─── MATERIAL FOR THIS TASK

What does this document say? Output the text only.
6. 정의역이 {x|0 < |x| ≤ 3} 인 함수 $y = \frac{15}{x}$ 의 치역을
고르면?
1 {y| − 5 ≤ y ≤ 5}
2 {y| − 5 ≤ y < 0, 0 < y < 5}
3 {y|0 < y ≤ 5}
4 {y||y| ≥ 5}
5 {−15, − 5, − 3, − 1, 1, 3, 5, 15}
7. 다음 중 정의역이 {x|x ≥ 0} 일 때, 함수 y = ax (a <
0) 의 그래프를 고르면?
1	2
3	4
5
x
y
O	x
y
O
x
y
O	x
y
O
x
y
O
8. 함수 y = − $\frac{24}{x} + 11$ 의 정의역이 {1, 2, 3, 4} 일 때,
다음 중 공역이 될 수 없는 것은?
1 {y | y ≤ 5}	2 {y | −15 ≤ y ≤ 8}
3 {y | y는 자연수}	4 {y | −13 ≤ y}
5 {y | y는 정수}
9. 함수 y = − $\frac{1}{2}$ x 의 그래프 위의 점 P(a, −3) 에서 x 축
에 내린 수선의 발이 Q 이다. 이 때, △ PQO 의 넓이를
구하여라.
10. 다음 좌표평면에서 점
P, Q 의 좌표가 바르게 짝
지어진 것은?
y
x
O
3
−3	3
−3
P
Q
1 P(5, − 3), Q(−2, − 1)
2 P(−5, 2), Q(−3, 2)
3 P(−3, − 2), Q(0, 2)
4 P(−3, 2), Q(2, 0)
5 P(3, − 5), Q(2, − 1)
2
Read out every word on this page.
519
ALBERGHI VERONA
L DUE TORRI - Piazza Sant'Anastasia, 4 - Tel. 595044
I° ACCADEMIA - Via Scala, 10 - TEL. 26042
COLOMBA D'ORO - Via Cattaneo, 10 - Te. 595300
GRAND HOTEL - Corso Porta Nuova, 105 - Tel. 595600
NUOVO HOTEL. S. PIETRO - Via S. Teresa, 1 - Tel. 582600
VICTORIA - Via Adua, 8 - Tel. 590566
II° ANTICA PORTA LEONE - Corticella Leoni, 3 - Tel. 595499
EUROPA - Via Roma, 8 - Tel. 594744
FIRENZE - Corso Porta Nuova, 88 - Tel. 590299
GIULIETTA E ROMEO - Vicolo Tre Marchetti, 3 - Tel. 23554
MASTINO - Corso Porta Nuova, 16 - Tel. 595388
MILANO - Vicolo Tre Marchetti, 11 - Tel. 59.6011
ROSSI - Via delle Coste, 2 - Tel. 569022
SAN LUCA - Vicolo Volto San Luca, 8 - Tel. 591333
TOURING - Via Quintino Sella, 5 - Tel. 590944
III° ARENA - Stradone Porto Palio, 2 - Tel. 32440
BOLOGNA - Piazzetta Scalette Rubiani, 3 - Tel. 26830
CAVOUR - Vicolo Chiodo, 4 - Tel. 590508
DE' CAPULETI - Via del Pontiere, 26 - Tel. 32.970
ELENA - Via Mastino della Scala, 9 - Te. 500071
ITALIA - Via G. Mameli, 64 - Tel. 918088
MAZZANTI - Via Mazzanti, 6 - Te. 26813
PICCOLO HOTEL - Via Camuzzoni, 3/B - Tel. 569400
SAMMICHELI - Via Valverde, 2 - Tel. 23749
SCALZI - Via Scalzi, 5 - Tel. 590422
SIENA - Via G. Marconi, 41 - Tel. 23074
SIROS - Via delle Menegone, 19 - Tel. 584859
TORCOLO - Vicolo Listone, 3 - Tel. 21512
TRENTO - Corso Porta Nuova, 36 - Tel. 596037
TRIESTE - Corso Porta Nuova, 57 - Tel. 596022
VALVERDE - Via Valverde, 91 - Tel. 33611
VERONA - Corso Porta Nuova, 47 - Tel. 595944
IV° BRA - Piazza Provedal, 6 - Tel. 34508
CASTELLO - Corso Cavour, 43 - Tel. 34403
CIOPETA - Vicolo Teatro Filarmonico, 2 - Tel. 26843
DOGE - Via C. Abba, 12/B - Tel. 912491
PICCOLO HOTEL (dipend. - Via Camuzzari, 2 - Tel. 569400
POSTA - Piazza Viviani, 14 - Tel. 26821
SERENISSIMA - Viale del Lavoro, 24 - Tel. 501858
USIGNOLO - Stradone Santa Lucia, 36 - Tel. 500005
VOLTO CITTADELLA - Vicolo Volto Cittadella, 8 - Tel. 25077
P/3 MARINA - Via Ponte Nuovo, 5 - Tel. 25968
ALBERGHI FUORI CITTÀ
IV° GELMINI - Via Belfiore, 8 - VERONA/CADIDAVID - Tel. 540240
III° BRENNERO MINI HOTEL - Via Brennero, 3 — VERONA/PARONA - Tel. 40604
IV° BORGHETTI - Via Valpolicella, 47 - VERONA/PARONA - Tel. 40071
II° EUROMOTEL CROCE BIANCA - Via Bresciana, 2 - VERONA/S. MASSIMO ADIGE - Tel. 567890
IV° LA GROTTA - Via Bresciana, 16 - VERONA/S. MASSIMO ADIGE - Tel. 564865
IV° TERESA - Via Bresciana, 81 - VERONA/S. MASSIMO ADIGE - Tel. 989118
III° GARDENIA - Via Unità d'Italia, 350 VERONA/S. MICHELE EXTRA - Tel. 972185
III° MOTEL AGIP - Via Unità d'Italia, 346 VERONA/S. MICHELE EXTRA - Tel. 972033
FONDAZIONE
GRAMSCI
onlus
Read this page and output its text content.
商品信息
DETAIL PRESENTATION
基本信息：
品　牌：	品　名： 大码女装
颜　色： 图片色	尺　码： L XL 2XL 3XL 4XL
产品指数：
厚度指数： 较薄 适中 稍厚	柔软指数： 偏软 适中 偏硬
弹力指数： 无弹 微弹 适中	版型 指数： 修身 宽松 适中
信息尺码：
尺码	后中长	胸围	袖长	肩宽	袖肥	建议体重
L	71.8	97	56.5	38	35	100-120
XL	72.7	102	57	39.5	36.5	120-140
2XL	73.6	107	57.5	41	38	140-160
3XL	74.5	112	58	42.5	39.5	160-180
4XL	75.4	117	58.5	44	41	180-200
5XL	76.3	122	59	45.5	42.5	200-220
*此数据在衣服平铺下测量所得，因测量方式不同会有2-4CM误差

──────

● **PROMPT**: Every line containing the string "delle" must be listed.

● **OUTPUT OF THE TASK**:
ROSSI - Via delle Coste, 2 - Tel. 569022
SIROS - Via delle Menegone, 19 - Tel. 584859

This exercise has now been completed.